Find the lines below that contain the string "Народнаго". Copy each one.

» **Dataset rows**:
************

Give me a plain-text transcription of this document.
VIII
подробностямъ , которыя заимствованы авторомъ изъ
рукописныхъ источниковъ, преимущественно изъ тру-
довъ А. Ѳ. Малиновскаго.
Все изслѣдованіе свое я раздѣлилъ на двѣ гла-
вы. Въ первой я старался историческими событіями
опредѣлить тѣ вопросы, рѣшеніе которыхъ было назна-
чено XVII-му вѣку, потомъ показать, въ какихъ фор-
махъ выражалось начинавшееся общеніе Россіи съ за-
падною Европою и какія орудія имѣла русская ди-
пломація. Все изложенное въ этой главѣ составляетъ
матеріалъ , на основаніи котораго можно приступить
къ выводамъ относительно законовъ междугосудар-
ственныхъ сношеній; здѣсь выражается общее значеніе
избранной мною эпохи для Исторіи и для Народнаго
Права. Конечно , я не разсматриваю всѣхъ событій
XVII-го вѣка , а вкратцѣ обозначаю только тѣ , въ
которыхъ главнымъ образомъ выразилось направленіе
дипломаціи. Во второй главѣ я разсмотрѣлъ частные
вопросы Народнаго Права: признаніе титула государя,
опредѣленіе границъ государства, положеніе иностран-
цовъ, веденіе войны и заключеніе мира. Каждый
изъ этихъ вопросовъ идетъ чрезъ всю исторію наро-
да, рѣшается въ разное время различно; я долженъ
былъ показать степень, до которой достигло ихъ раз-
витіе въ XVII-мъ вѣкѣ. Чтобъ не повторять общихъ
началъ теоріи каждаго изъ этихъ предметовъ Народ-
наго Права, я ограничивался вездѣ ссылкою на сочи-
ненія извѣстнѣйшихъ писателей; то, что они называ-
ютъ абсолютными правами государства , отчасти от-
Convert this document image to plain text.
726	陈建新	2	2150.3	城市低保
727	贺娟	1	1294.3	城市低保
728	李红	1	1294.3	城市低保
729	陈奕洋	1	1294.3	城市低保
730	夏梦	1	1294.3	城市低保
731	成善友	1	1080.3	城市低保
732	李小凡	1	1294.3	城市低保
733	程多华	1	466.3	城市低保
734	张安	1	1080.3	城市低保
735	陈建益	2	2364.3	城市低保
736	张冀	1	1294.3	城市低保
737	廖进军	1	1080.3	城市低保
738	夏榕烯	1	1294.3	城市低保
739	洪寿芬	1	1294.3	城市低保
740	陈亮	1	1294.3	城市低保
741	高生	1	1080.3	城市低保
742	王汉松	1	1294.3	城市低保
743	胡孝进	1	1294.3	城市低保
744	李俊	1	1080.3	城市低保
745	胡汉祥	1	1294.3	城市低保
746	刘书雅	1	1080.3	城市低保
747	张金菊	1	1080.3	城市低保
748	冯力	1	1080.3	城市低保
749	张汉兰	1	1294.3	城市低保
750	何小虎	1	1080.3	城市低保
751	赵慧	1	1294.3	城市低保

************

» **Solution to the exercise**:
избранной мною эпохи для Исторіи и для Народнаго
вопросы Народнаго Права: признаніе титула государя,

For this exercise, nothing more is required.